Work required
Leave out the pictures and transcribe everything else exactly.

Task inputs
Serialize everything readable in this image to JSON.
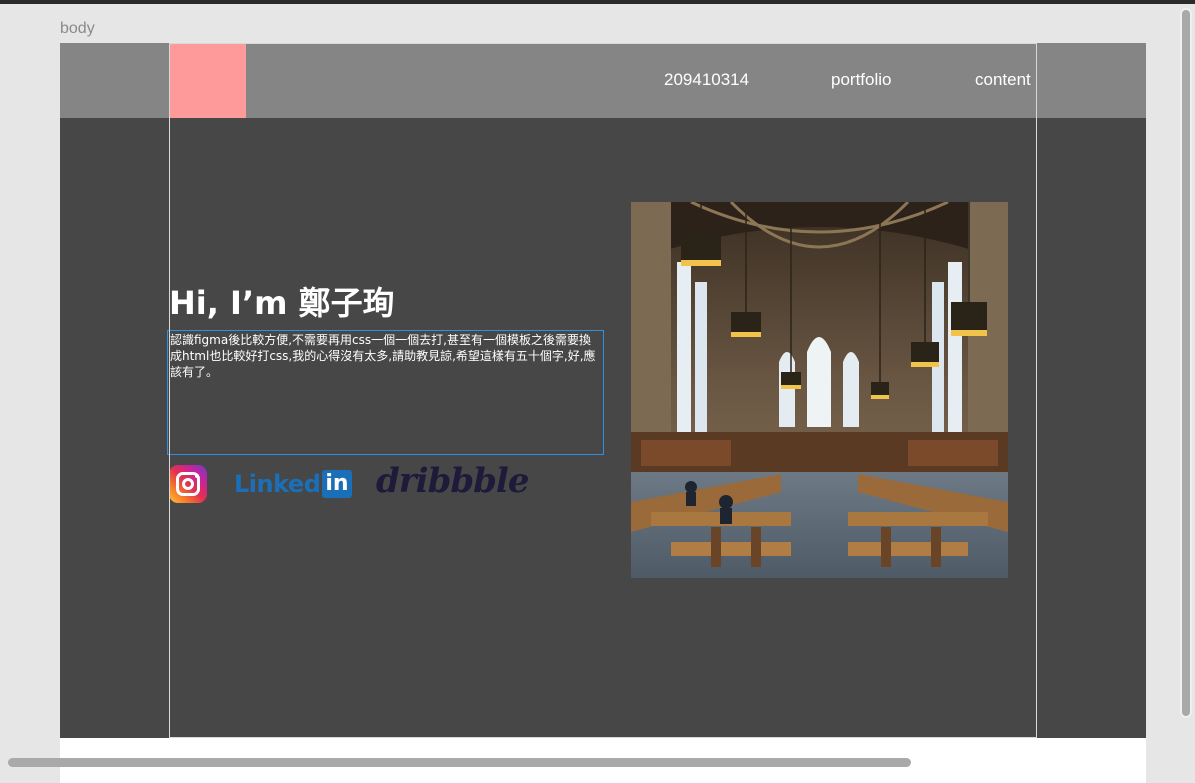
{
  "frame": {
    "label": "body"
  },
  "header": {
    "nav": [
      {
        "label": "209410314"
      },
      {
        "label": "portfolio"
      },
      {
        "label": "content"
      }
    ]
  },
  "hero": {
    "title": "Hi, I’m 鄭子珣",
    "intro": "認識figma後比較方便,不需要再用css一個一個去打,甚至有一個模板之後需要換成html也比較好打css,我的心得沒有太多,請助教見諒,希望這樣有五十個字,好,應該有了。"
  },
  "social": {
    "instagram": {
      "icon": "instagram-icon"
    },
    "linkedin": {
      "text": "Linked",
      "box": "in"
    },
    "dribbble": {
      "text": "dribbble"
    }
  },
  "colors": {
    "stage": "#474747",
    "header": "#858585",
    "logo": "#ff9a9a",
    "selection": "#2f8fe0"
  }
}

Reply
Serialize everything readable in this image to JSON.
{
  "frame": {
    "label": "body"
  },
  "header": {
    "nav": [
      {
        "label": "209410314"
      },
      {
        "label": "portfolio"
      },
      {
        "label": "content"
      }
    ]
  },
  "hero": {
    "title": "Hi, I’m 鄭子珣",
    "intro": "認識figma後比較方便,不需要再用css一個一個去打,甚至有一個模板之後需要換成html也比較好打css,我的心得沒有太多,請助教見諒,希望這樣有五十個字,好,應該有了。"
  },
  "social": {
    "instagram": {
      "icon": "instagram-icon"
    },
    "linkedin": {
      "text": "Linked",
      "box": "in"
    },
    "dribbble": {
      "text": "dribbble"
    }
  },
  "colors": {
    "stage": "#474747",
    "header": "#858585",
    "logo": "#ff9a9a",
    "selection": "#2f8fe0"
  }
}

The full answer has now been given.